Gather all lines with "woman" from the records.

Dataset items
:::::

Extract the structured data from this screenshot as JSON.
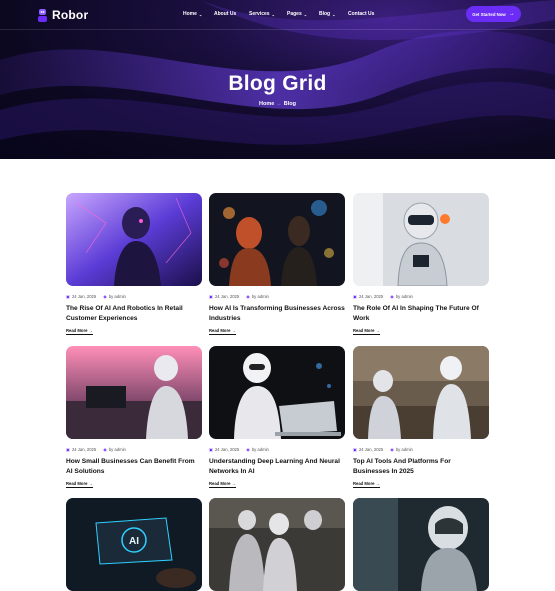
{
  "brand": {
    "name": "Robor",
    "accent": "#6b2cf5"
  },
  "nav": {
    "items": [
      {
        "label": "Home",
        "has_dropdown": true
      },
      {
        "label": "About Us",
        "has_dropdown": false
      },
      {
        "label": "Services",
        "has_dropdown": true
      },
      {
        "label": "Pages",
        "has_dropdown": true
      },
      {
        "label": "Blog",
        "has_dropdown": true
      },
      {
        "label": "Contact Us",
        "has_dropdown": false
      }
    ],
    "cta_label": "Get Started Now"
  },
  "hero": {
    "title": "Blog Grid",
    "breadcrumb": [
      "Home",
      "Blog"
    ]
  },
  "posts": [
    {
      "date": "24 Jan, 2025",
      "author": "by admin",
      "title": "The Rise Of AI And Robotics In Retail Customer Experiences",
      "more": "Read More",
      "image": "neon-cyborg-woman"
    },
    {
      "date": "24 Jan, 2025",
      "author": "by admin",
      "title": "How AI Is Transforming Businesses Across Industries",
      "more": "Read More",
      "image": "robot-woman-city-lights"
    },
    {
      "date": "24 Jan, 2025",
      "author": "by admin",
      "title": "The Role Of AI In Shaping The Future Of Work",
      "more": "Read More",
      "image": "robot-ai-chest"
    },
    {
      "date": "24 Jan, 2025",
      "author": "by admin",
      "title": "How Small Businesses Can Benefit From AI Solutions",
      "more": "Read More",
      "image": "robot-at-desk-pink"
    },
    {
      "date": "24 Jan, 2025",
      "author": "by admin",
      "title": "Understanding Deep Learning And Neural Networks In AI",
      "more": "Read More",
      "image": "robot-laptop-white"
    },
    {
      "date": "24 Jan, 2025",
      "author": "by admin",
      "title": "Top AI Tools And Platforms For Businesses In 2025",
      "more": "Read More",
      "image": "robots-office"
    },
    {
      "date": "",
      "author": "",
      "title": "",
      "more": "",
      "image": "ai-laptop-hands"
    },
    {
      "date": "",
      "author": "",
      "title": "",
      "more": "",
      "image": "robot-crowd"
    },
    {
      "date": "",
      "author": "",
      "title": "",
      "more": "",
      "image": "robot-helmet-profile"
    }
  ]
}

:::::

### In response:
      "image": "neon-cyborg-woman"
      "image": "robot-woman-city-lights"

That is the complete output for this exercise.